— start of Dataset rows —
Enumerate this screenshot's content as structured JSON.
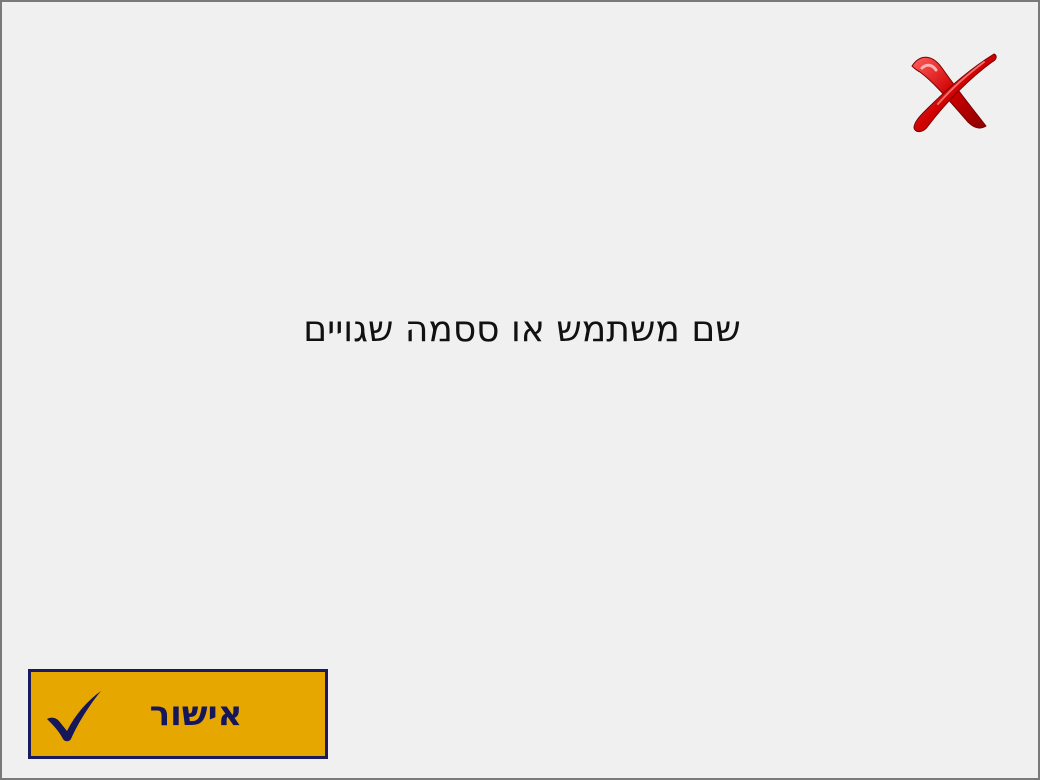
{
  "dialog": {
    "message": "שם משתמש או ססמה שגויים",
    "close_icon": "red-x-close-icon",
    "ok_button": {
      "label": "אישור",
      "icon": "checkmark-icon",
      "background_color": "#e6a800",
      "border_color": "#1a1a5e",
      "text_color": "#16165a"
    },
    "background_color": "#f0f0f0",
    "close_icon_color": "#d00000"
  }
}
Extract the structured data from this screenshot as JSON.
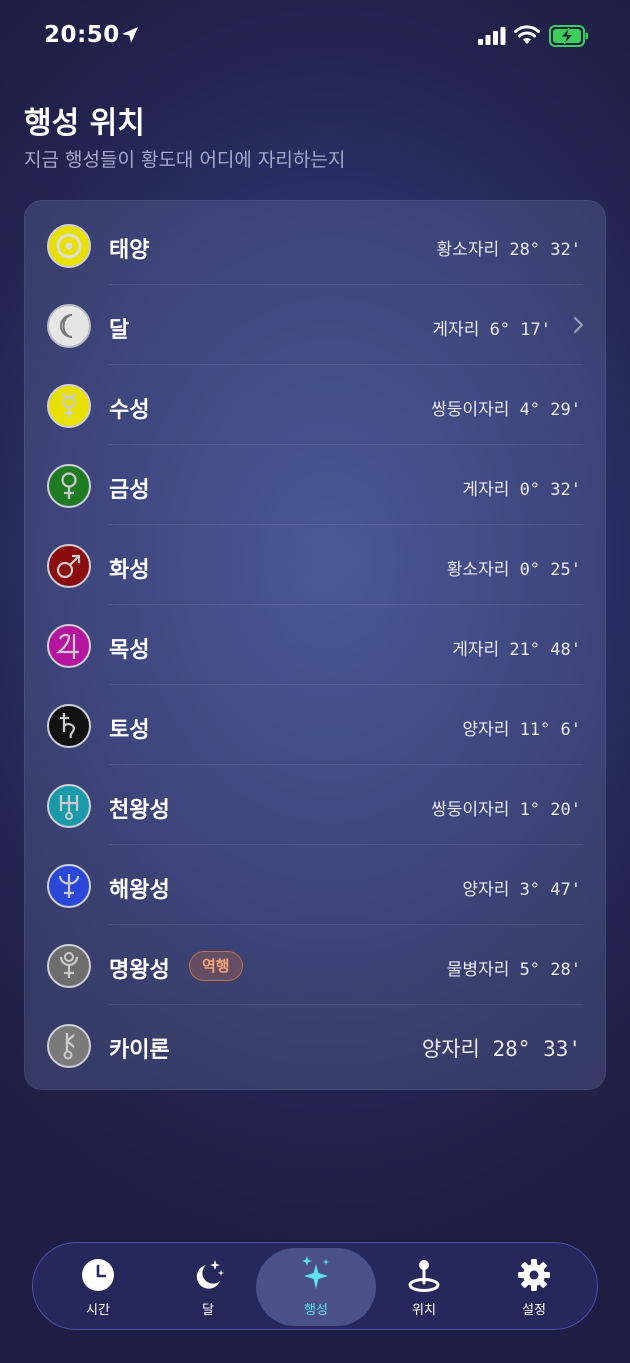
{
  "status_bar": {
    "time": "20:50"
  },
  "header": {
    "title": "행성 위치",
    "subtitle": "지금 행성들이 황도대 어디에 자리하는지"
  },
  "planets": [
    {
      "name": "태양",
      "position": "황소자리 28° 32'",
      "color": "#e8e000",
      "glyph": "sun-icon"
    },
    {
      "name": "달",
      "position": "게자리 6° 17'",
      "color": "#e6e6e6",
      "glyph": "moon-icon"
    },
    {
      "name": "수성",
      "position": "쌍둥이자리 4° 29'",
      "color": "#e8e000",
      "glyph": "mercury-icon"
    },
    {
      "name": "금성",
      "position": "게자리 0° 32'",
      "color": "#1f7a24",
      "glyph": "venus-icon"
    },
    {
      "name": "화성",
      "position": "황소자리 0° 25'",
      "color": "#8a0c0c",
      "glyph": "mars-icon"
    },
    {
      "name": "목성",
      "position": "게자리 21° 48'",
      "color": "#b4149e",
      "glyph": "jupiter-icon"
    },
    {
      "name": "토성",
      "position": "양자리 11° 6'",
      "color": "#111111",
      "glyph": "saturn-icon"
    },
    {
      "name": "천왕성",
      "position": "쌍둥이자리 1° 20'",
      "color": "#1a9aa8",
      "glyph": "uranus-icon"
    },
    {
      "name": "해왕성",
      "position": "양자리 3° 47'",
      "color": "#2a47d8",
      "glyph": "neptune-icon"
    },
    {
      "name": "명왕성",
      "position": "물병자리 5° 28'",
      "color": "#6d6d6d",
      "glyph": "pluto-icon",
      "badge": "역행"
    },
    {
      "name": "카이론",
      "position": "양자리 28° 33'",
      "color": "#7a7a7a",
      "glyph": "chiron-icon"
    }
  ],
  "tabbar": {
    "tabs": [
      {
        "label": "시간",
        "icon": "clock-icon"
      },
      {
        "label": "달",
        "icon": "moon-stars-icon"
      },
      {
        "label": "행성",
        "icon": "sparkles-icon",
        "active": true
      },
      {
        "label": "위치",
        "icon": "location-pin-icon"
      },
      {
        "label": "설정",
        "icon": "gear-icon"
      }
    ]
  }
}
— end of Dataset rows —
» What you have to do
Pull out each line of the listing that holds the string "label".

» Result
      "label": "אישור",
        "label": "시간",
        "label": "달",
        "label": "행성",
        "label": "위치",
        "label": "설정",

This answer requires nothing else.